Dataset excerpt

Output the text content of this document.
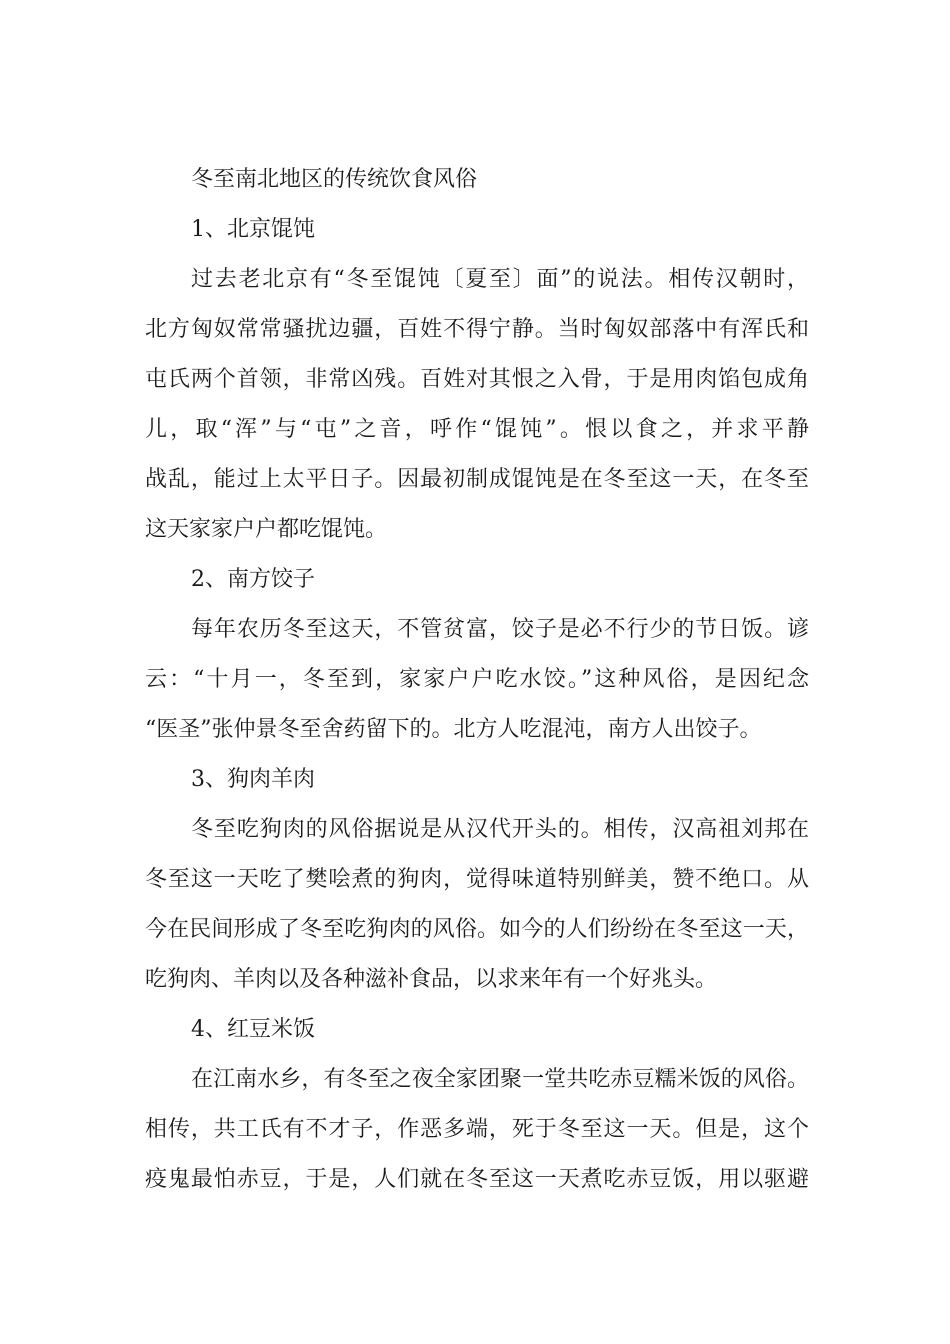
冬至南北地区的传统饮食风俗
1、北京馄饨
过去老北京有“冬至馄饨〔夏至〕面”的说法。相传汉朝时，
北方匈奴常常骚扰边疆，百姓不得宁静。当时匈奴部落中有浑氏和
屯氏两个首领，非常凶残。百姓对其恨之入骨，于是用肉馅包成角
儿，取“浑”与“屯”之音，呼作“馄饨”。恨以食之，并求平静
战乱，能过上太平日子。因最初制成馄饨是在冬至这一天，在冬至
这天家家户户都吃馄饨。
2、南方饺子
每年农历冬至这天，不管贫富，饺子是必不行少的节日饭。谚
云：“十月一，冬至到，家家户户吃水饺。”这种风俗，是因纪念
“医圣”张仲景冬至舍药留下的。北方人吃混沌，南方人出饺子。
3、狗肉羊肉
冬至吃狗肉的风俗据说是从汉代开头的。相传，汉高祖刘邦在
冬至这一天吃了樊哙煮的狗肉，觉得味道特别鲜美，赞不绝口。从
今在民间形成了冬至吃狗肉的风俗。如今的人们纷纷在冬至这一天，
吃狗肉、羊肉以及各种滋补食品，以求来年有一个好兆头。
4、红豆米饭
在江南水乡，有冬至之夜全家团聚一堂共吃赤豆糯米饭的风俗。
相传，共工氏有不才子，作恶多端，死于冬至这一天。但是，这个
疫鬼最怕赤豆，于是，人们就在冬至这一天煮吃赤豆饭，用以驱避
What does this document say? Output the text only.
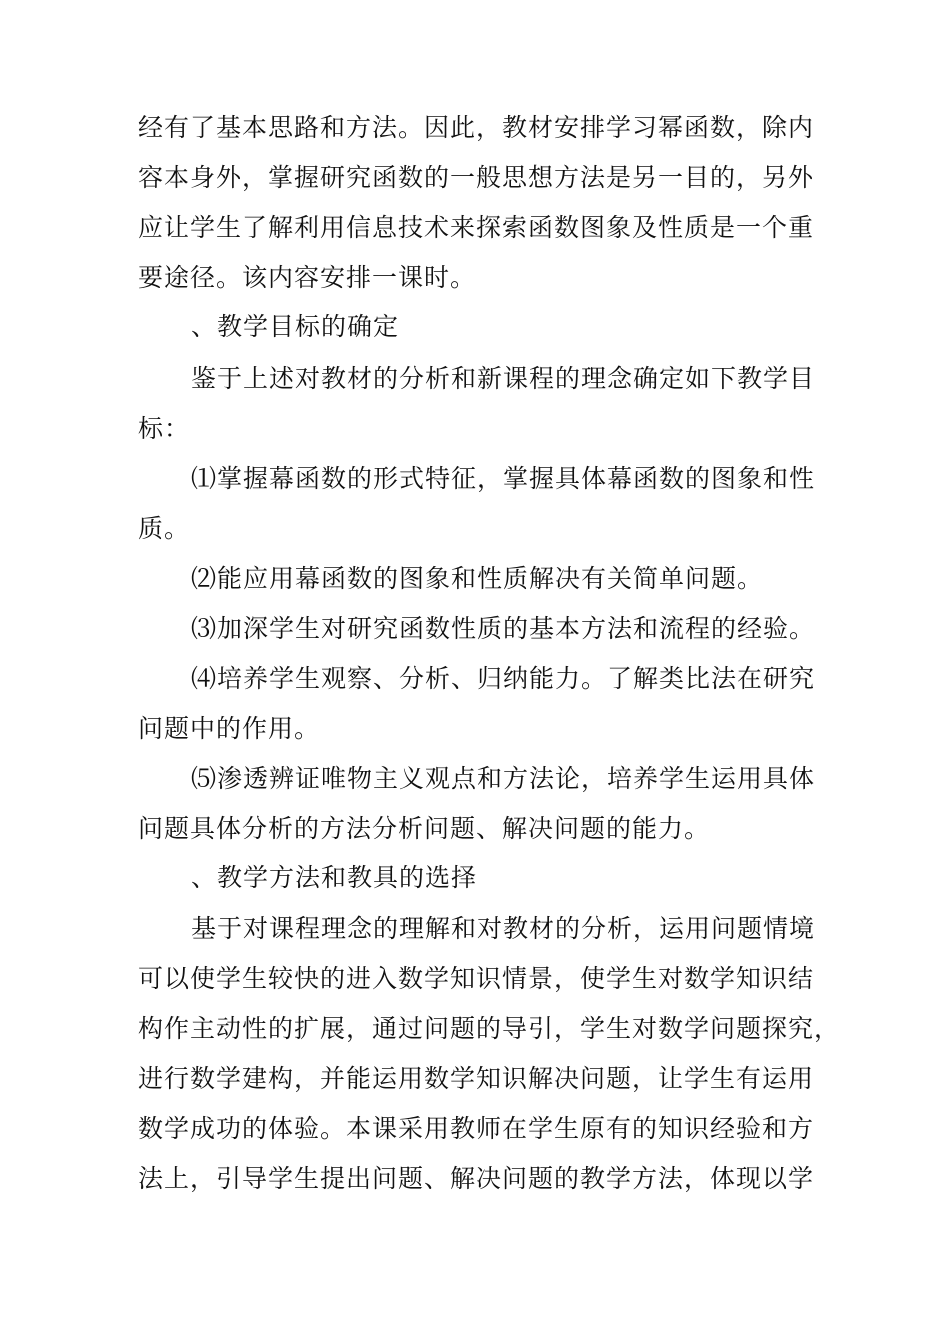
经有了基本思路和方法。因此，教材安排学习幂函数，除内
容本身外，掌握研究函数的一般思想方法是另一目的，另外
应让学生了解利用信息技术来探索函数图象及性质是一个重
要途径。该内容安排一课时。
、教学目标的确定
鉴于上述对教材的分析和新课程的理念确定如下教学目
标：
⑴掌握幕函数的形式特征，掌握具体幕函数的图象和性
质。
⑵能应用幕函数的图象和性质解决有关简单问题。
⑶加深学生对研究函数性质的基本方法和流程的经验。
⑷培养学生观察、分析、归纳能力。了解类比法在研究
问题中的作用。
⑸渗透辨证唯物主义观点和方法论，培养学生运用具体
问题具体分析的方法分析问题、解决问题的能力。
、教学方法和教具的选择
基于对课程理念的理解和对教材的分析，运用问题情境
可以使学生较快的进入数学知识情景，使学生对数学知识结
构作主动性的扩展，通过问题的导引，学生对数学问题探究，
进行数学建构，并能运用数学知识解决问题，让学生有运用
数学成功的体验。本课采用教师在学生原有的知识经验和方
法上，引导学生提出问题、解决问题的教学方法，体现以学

...

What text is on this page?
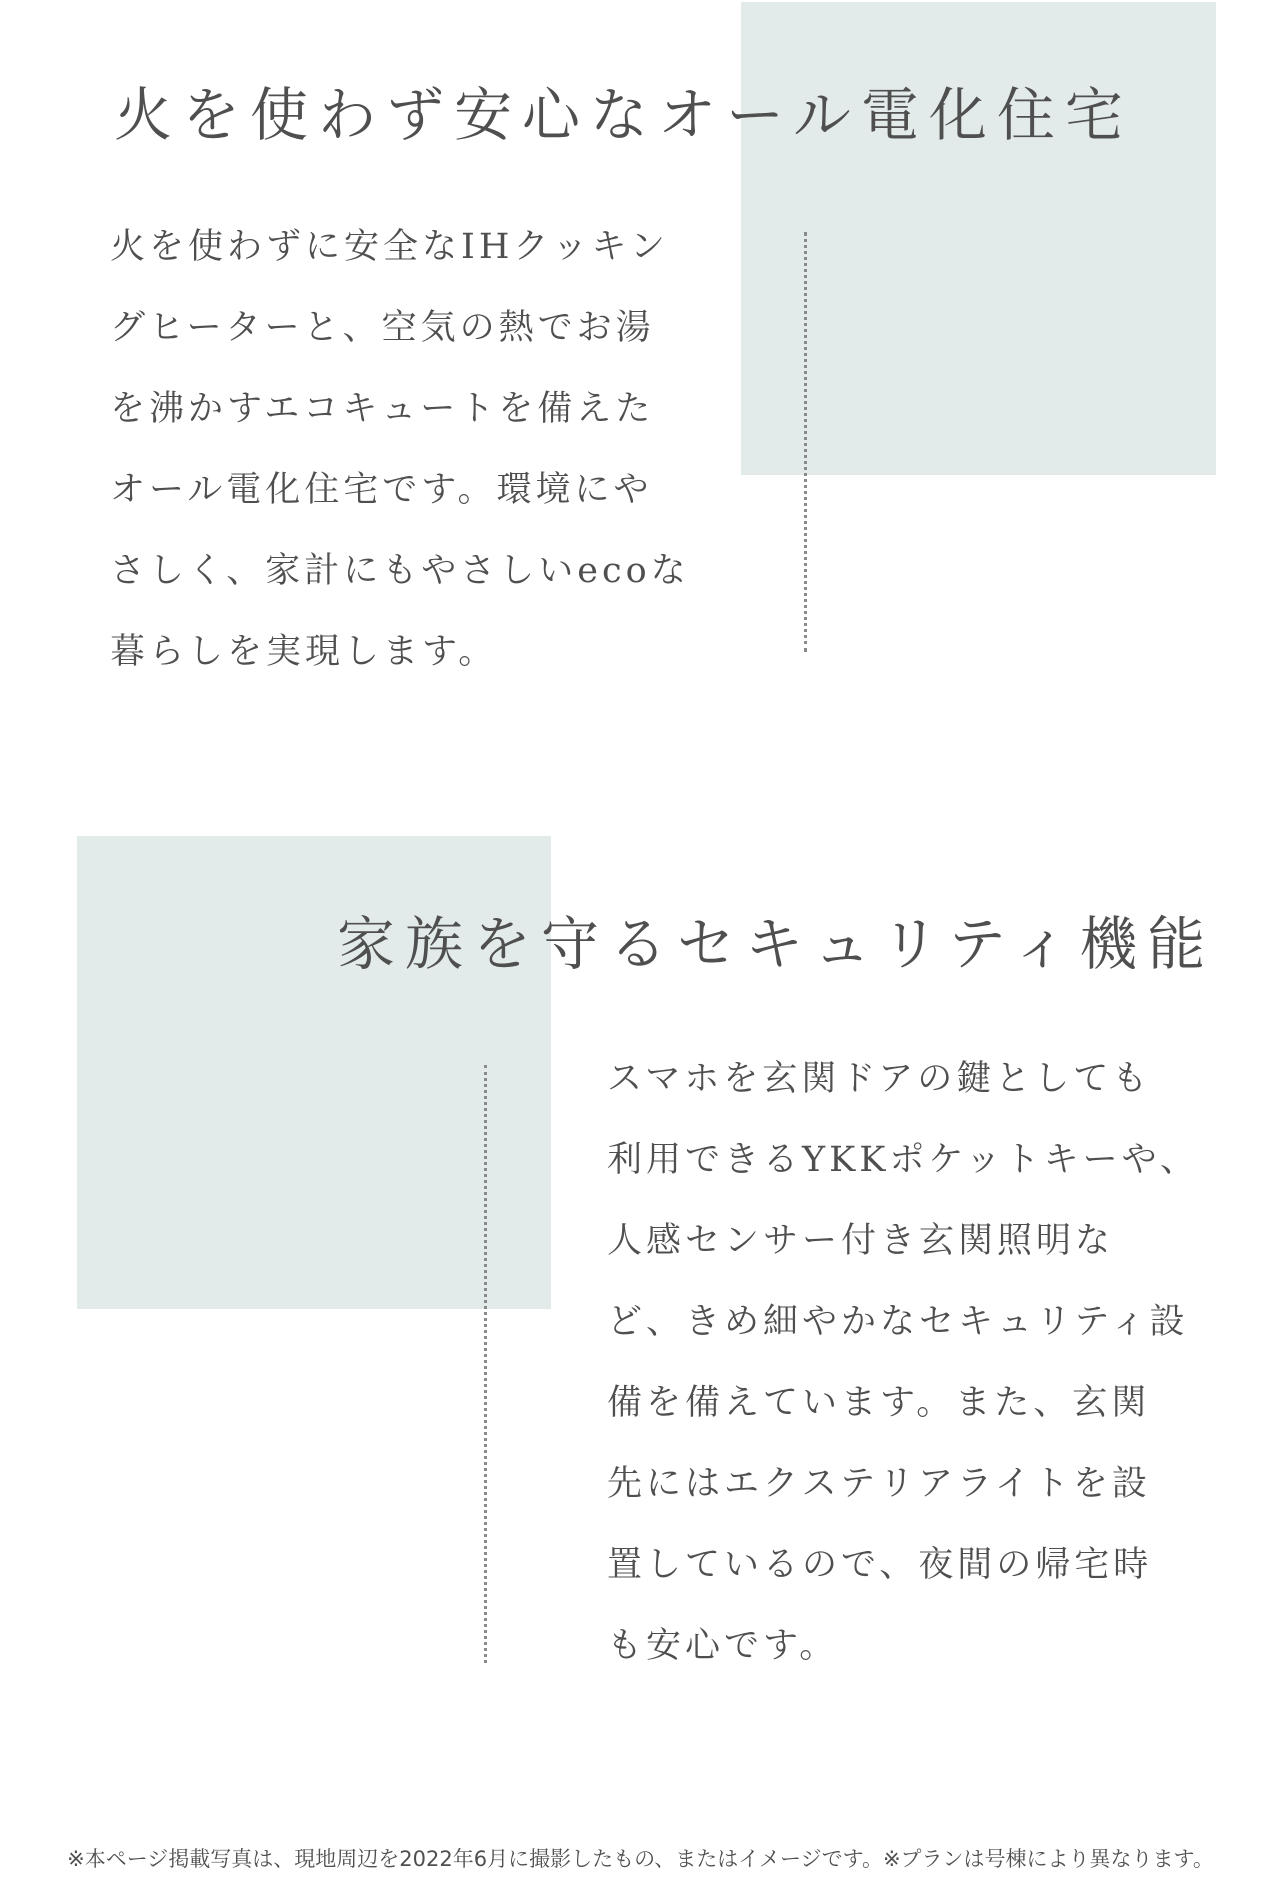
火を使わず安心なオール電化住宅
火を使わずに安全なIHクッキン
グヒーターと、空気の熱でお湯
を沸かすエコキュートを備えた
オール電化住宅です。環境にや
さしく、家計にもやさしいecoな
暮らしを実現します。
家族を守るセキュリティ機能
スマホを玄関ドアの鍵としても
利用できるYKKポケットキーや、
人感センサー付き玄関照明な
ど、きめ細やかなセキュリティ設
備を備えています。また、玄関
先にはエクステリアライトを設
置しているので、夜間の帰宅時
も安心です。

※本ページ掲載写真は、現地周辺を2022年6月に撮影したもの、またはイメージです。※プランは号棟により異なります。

■ **Problem to work on**: Pull every line holding "text" out of the records.

■ **Exercise answer**:
Output the text content of this document.
What does this document say? Output the text only.
What text is on this page?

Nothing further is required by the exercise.